■ Exercise details ■
Where does the string "Overig" appear? Copy every line of the entries below that holds it.

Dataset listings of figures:
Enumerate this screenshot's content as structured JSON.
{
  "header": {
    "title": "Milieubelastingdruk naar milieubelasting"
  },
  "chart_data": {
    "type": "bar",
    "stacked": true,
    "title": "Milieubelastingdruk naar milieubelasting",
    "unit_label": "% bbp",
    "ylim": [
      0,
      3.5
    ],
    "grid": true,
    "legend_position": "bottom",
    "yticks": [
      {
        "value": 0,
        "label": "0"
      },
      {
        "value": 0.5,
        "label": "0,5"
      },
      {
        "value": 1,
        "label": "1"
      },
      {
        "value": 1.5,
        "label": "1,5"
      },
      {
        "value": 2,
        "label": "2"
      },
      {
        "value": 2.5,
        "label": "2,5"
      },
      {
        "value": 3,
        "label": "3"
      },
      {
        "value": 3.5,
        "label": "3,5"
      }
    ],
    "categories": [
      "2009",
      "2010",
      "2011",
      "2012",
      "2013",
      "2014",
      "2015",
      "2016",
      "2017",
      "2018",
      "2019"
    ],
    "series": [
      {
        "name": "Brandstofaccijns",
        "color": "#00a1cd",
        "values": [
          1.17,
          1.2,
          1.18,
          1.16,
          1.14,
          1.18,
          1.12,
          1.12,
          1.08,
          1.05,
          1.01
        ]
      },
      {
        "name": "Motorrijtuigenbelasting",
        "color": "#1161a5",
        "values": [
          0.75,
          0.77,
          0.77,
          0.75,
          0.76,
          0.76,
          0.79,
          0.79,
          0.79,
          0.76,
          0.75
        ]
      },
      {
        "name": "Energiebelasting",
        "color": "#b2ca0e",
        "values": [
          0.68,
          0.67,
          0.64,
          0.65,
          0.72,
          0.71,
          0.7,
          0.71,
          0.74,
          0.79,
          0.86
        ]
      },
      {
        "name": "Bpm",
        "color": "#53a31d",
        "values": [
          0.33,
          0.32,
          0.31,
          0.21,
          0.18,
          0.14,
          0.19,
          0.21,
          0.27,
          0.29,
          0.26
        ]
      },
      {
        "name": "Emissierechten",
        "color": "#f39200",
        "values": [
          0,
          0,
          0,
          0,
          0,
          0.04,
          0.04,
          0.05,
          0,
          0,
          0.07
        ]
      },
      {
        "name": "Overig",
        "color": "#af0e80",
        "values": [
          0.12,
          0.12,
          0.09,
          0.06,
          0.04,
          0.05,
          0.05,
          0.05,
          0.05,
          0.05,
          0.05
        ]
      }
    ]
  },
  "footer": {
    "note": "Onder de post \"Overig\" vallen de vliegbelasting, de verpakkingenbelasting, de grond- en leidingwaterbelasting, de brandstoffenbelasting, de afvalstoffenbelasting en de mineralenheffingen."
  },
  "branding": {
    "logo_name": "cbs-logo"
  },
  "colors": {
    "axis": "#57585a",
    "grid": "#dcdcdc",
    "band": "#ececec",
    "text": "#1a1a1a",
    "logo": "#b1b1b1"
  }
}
...
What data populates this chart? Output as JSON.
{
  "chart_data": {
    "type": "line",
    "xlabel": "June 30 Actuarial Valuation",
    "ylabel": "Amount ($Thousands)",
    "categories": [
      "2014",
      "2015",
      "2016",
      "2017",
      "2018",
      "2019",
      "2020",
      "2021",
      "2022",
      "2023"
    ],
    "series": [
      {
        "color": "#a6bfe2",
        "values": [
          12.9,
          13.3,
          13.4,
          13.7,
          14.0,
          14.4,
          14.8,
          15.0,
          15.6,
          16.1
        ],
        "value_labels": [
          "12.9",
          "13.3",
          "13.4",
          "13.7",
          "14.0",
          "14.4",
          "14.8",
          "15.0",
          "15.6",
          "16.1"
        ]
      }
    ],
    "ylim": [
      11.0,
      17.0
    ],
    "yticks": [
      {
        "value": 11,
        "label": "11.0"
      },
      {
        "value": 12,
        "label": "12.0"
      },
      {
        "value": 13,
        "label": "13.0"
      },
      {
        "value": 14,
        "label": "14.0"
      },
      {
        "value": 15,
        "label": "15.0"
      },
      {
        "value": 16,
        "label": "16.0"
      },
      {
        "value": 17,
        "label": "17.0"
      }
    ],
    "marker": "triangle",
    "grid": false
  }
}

■ Full answer ■
        "name": "Overig",
    "note": "Onder de post \"Overig\" vallen de vliegbelasting, de verpakkingenbelasting, de grond- en leidingwaterbelasting, de brandstoffenbelasting, de afvalstoffenbelasting en de mineralenheffingen."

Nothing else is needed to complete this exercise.